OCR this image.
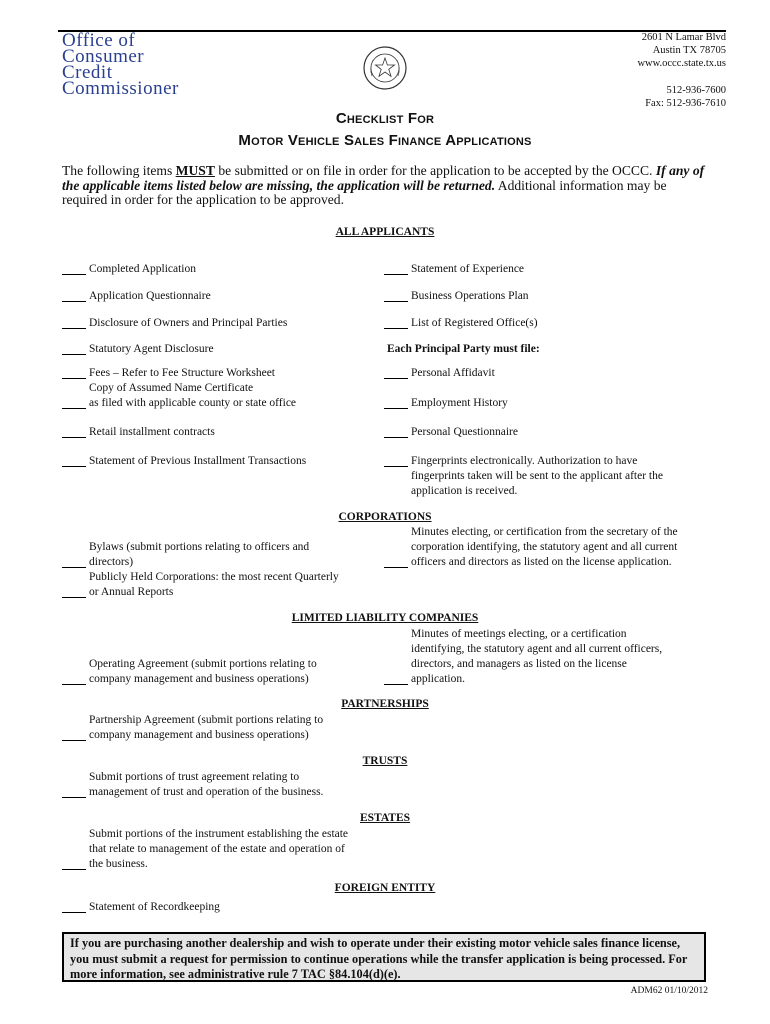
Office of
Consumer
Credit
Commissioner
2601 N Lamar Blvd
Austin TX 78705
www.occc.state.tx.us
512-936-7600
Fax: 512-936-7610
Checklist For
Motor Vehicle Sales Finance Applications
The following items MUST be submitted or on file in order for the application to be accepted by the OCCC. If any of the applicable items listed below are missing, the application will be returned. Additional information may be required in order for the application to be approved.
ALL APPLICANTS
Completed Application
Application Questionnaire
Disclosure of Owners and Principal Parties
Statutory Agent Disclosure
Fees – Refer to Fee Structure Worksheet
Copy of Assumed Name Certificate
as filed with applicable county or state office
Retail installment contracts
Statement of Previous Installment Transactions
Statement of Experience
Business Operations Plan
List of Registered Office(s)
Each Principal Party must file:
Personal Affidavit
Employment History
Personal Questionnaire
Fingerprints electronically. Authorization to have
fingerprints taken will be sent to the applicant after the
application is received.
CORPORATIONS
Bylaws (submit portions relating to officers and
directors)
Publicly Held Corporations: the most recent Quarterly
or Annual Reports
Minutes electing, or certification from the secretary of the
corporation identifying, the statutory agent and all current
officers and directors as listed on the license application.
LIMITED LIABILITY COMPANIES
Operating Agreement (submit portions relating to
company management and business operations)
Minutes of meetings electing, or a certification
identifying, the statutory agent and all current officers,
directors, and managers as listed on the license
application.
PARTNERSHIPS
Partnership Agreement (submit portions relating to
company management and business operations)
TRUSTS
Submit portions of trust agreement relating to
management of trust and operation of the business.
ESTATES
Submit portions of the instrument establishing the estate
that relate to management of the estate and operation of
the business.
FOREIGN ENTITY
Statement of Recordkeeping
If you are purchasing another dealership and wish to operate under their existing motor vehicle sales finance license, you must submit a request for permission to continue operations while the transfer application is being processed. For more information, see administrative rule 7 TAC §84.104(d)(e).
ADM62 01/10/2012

----

• **SET TASK**:
Images in the records should not be copied. Repeat all the rest exactly.

• **ANSWER FOR THE TASK**:
OCR this image.
Office of
Consumer
Credit
Commissioner
2601 N Lamar Blvd
Austin TX 78705
www.occc.state.tx.us
512-936-7600
Fax: 512-936-7610
Checklist For
Motor Vehicle Sales Finance Applications
The following items MUST be submitted or on file in order for the application to be accepted by the OCCC. If any of the applicable items listed below are missing, the application will be returned. Additional information may be required in order for the application to be approved.
ALL APPLICANTS
Completed Application
Application Questionnaire
Disclosure of Owners and Principal Parties
Statutory Agent Disclosure
Fees – Refer to Fee Structure Worksheet
Copy of Assumed Name Certificate
as filed with applicable county or state office
Retail installment contracts
Statement of Previous Installment Transactions
Statement of Experience
Business Operations Plan
List of Registered Office(s)
Each Principal Party must file:
Personal Affidavit
Employment History
Personal Questionnaire
Fingerprints electronically. Authorization to have
fingerprints taken will be sent to the applicant after the
application is received.
CORPORATIONS
Bylaws (submit portions relating to officers and
directors)
Publicly Held Corporations: the most recent Quarterly
or Annual Reports
Minutes electing, or certification from the secretary of the
corporation identifying, the statutory agent and all current
officers and directors as listed on the license application.
LIMITED LIABILITY COMPANIES
Operating Agreement (submit portions relating to
company management and business operations)
Minutes of meetings electing, or a certification
identifying, the statutory agent and all current officers,
directors, and managers as listed on the license
application.
PARTNERSHIPS
Partnership Agreement (submit portions relating to
company management and business operations)
TRUSTS
Submit portions of trust agreement relating to
management of trust and operation of the business.
ESTATES
Submit portions of the instrument establishing the estate
that relate to management of the estate and operation of
the business.
FOREIGN ENTITY
Statement of Recordkeeping
If you are purchasing another dealership and wish to operate under their existing motor vehicle sales finance license, you must submit a request for permission to continue operations while the transfer application is being processed. For more information, see administrative rule 7 TAC §84.104(d)(e).
ADM62 01/10/2012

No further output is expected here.